▶ [Data supplied]:
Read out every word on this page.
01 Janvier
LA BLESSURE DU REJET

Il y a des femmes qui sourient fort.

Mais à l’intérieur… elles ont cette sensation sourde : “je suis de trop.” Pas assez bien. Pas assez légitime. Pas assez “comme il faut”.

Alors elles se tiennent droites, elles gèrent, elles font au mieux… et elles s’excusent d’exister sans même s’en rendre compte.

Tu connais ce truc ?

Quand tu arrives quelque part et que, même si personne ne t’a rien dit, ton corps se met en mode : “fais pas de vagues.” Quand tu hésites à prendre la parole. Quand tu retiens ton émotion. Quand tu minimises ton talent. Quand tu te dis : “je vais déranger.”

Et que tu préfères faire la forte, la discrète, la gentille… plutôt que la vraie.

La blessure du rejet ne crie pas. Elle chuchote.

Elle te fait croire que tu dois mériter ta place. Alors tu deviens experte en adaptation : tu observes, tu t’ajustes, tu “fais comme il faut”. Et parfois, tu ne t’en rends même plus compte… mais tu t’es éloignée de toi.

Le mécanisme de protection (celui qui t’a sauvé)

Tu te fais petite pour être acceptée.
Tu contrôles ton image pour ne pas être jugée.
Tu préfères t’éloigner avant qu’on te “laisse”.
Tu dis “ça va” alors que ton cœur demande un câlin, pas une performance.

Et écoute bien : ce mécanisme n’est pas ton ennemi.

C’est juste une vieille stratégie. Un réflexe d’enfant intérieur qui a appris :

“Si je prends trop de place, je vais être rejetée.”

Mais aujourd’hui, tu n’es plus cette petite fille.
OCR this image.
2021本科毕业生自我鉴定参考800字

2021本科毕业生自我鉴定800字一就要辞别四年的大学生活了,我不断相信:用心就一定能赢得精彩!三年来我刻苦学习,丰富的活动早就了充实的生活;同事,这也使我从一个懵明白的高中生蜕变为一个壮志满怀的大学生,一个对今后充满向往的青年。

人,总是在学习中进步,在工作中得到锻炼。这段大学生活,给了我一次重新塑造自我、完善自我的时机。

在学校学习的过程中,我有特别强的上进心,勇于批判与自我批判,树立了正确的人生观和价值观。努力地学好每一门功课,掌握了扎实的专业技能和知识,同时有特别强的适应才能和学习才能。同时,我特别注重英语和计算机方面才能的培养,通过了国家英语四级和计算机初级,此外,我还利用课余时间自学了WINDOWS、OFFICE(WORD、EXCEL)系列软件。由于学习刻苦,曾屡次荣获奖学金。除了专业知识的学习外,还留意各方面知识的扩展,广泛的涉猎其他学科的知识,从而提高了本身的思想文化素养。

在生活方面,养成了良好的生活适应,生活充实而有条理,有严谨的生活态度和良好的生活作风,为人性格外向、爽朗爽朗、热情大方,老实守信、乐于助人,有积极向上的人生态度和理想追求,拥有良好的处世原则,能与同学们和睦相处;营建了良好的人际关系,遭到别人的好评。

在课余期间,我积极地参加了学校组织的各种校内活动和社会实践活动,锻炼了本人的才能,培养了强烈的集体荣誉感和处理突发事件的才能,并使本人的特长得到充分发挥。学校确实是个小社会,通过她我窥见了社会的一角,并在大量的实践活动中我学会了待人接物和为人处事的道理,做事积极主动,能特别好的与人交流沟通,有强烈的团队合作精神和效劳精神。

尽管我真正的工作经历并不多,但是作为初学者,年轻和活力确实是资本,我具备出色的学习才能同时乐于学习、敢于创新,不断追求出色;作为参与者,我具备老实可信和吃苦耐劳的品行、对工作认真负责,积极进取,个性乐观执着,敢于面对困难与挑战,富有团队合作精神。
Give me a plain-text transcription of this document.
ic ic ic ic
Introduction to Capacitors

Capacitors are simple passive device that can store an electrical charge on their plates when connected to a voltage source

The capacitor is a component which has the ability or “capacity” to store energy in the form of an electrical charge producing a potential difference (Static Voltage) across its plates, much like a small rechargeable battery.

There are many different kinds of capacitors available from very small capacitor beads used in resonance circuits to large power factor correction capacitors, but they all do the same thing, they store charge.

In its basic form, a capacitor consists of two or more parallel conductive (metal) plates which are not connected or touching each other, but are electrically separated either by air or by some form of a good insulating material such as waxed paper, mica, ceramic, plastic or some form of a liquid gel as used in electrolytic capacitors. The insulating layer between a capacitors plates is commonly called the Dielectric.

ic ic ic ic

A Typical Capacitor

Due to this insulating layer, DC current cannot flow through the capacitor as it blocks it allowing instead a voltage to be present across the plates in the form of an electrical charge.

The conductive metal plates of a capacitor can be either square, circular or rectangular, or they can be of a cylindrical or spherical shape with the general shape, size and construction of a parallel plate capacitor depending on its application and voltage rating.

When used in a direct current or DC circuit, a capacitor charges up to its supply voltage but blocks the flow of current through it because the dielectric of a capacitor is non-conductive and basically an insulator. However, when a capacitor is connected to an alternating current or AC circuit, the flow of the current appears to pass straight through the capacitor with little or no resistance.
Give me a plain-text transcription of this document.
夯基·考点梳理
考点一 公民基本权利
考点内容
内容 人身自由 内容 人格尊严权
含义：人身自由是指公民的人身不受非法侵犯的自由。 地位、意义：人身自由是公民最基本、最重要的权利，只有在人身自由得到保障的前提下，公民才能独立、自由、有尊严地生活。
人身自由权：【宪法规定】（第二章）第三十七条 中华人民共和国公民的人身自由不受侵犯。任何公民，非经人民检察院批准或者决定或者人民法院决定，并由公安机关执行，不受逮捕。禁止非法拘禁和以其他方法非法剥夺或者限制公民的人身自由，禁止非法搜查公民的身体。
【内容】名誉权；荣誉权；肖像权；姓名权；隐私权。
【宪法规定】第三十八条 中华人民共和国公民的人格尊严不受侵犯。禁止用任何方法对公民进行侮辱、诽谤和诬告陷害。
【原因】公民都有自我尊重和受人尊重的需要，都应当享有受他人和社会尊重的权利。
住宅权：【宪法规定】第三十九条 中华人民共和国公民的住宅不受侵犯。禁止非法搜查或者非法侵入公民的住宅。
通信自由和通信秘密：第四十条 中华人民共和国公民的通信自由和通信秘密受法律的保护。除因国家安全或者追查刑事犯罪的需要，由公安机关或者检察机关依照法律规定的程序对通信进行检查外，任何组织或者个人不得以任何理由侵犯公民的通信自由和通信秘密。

▶ [What you are asked to do]: Return the material in full, exactly as shown.

▶ [Solution for this task]:
Read out every word on this page.
01 Janvier
LA BLESSURE DU REJET

Il y a des femmes qui sourient fort.

Mais à l’intérieur… elles ont cette sensation sourde : “je suis de trop.” Pas assez bien. Pas assez légitime. Pas assez “comme il faut”.

Alors elles se tiennent droites, elles gèrent, elles font au mieux… et elles s’excusent d’exister sans même s’en rendre compte.

Tu connais ce truc ?

Quand tu arrives quelque part et que, même si personne ne t’a rien dit, ton corps se met en mode : “fais pas de vagues.” Quand tu hésites à prendre la parole. Quand tu retiens ton émotion. Quand tu minimises ton talent. Quand tu te dis : “je vais déranger.”

Et que tu préfères faire la forte, la discrète, la gentille… plutôt que la vraie.

La blessure du rejet ne crie pas. Elle chuchote.

Elle te fait croire que tu dois mériter ta place. Alors tu deviens experte en adaptation : tu observes, tu t’ajustes, tu “fais comme il faut”. Et parfois, tu ne t’en rends même plus compte… mais tu t’es éloignée de toi.

Le mécanisme de protection (celui qui t’a sauvé)

Tu te fais petite pour être acceptée.
Tu contrôles ton image pour ne pas être jugée.
Tu préfères t’éloigner avant qu’on te “laisse”.
Tu dis “ça va” alors que ton cœur demande un câlin, pas une performance.

Et écoute bien : ce mécanisme n’est pas ton ennemi.

C’est juste une vieille stratégie. Un réflexe d’enfant intérieur qui a appris :

“Si je prends trop de place, je vais être rejetée.”

Mais aujourd’hui, tu n’es plus cette petite fille.
OCR this image.
2021本科毕业生自我鉴定参考800字

2021本科毕业生自我鉴定800字一就要辞别四年的大学生活了,我不断相信:用心就一定能赢得精彩!三年来我刻苦学习,丰富的活动早就了充实的生活;同事,这也使我从一个懵明白的高中生蜕变为一个壮志满怀的大学生,一个对今后充满向往的青年。

人,总是在学习中进步,在工作中得到锻炼。这段大学生活,给了我一次重新塑造自我、完善自我的时机。

在学校学习的过程中,我有特别强的上进心,勇于批判与自我批判,树立了正确的人生观和价值观。努力地学好每一门功课,掌握了扎实的专业技能和知识,同时有特别强的适应才能和学习才能。同时,我特别注重英语和计算机方面才能的培养,通过了国家英语四级和计算机初级,此外,我还利用课余时间自学了WINDOWS、OFFICE(WORD、EXCEL)系列软件。由于学习刻苦,曾屡次荣获奖学金。除了专业知识的学习外,还留意各方面知识的扩展,广泛的涉猎其他学科的知识,从而提高了本身的思想文化素养。

在生活方面,养成了良好的生活适应,生活充实而有条理,有严谨的生活态度和良好的生活作风,为人性格外向、爽朗爽朗、热情大方,老实守信、乐于助人,有积极向上的人生态度和理想追求,拥有良好的处世原则,能与同学们和睦相处;营建了良好的人际关系,遭到别人的好评。

在课余期间,我积极地参加了学校组织的各种校内活动和社会实践活动,锻炼了本人的才能,培养了强烈的集体荣誉感和处理突发事件的才能,并使本人的特长得到充分发挥。学校确实是个小社会,通过她我窥见了社会的一角,并在大量的实践活动中我学会了待人接物和为人处事的道理,做事积极主动,能特别好的与人交流沟通,有强烈的团队合作精神和效劳精神。

尽管我真正的工作经历并不多,但是作为初学者,年轻和活力确实是资本,我具备出色的学习才能同时乐于学习、敢于创新,不断追求出色;作为参与者,我具备老实可信和吃苦耐劳的品行、对工作认真负责,积极进取,个性乐观执着,敢于面对困难与挑战,富有团队合作精神。
Give me a plain-text transcription of this document.
ic ic ic ic
Introduction to Capacitors

Capacitors are simple passive device that can store an electrical charge on their plates when connected to a voltage source

The capacitor is a component which has the ability or “capacity” to store energy in the form of an electrical charge producing a potential difference (Static Voltage) across its plates, much like a small rechargeable battery.

There are many different kinds of capacitors available from very small capacitor beads used in resonance circuits to large power factor correction capacitors, but they all do the same thing, they store charge.

In its basic form, a capacitor consists of two or more parallel conductive (metal) plates which are not connected or touching each other, but are electrically separated either by air or by some form of a good insulating material such as waxed paper, mica, ceramic, plastic or some form of a liquid gel as used in electrolytic capacitors. The insulating layer between a capacitors plates is commonly called the Dielectric.

ic ic ic ic

A Typical Capacitor

Due to this insulating layer, DC current cannot flow through the capacitor as it blocks it allowing instead a voltage to be present across the plates in the form of an electrical charge.

The conductive metal plates of a capacitor can be either square, circular or rectangular, or they can be of a cylindrical or spherical shape with the general shape, size and construction of a parallel plate capacitor depending on its application and voltage rating.

When used in a direct current or DC circuit, a capacitor charges up to its supply voltage but blocks the flow of current through it because the dielectric of a capacitor is non-conductive and basically an insulator. However, when a capacitor is connected to an alternating current or AC circuit, the flow of the current appears to pass straight through the capacitor with little or no resistance.
Give me a plain-text transcription of this document.
夯基·考点梳理
考点一 公民基本权利
考点内容
内容 人身自由 内容 人格尊严权
含义：人身自由是指公民的人身不受非法侵犯的自由。 地位、意义：人身自由是公民最基本、最重要的权利，只有在人身自由得到保障的前提下，公民才能独立、自由、有尊严地生活。
人身自由权：【宪法规定】（第二章）第三十七条 中华人民共和国公民的人身自由不受侵犯。任何公民，非经人民检察院批准或者决定或者人民法院决定，并由公安机关执行，不受逮捕。禁止非法拘禁和以其他方法非法剥夺或者限制公民的人身自由，禁止非法搜查公民的身体。
【内容】名誉权；荣誉权；肖像权；姓名权；隐私权。
【宪法规定】第三十八条 中华人民共和国公民的人格尊严不受侵犯。禁止用任何方法对公民进行侮辱、诽谤和诬告陷害。
【原因】公民都有自我尊重和受人尊重的需要，都应当享有受他人和社会尊重的权利。
住宅权：【宪法规定】第三十九条 中华人民共和国公民的住宅不受侵犯。禁止非法搜查或者非法侵入公民的住宅。
通信自由和通信秘密：第四十条 中华人民共和国公民的通信自由和通信秘密受法律的保护。除因国家安全或者追查刑事犯罪的需要，由公安机关或者检察机关依照法律规定的程序对通信进行检查外，任何组织或者个人不得以任何理由侵犯公民的通信自由和通信秘密。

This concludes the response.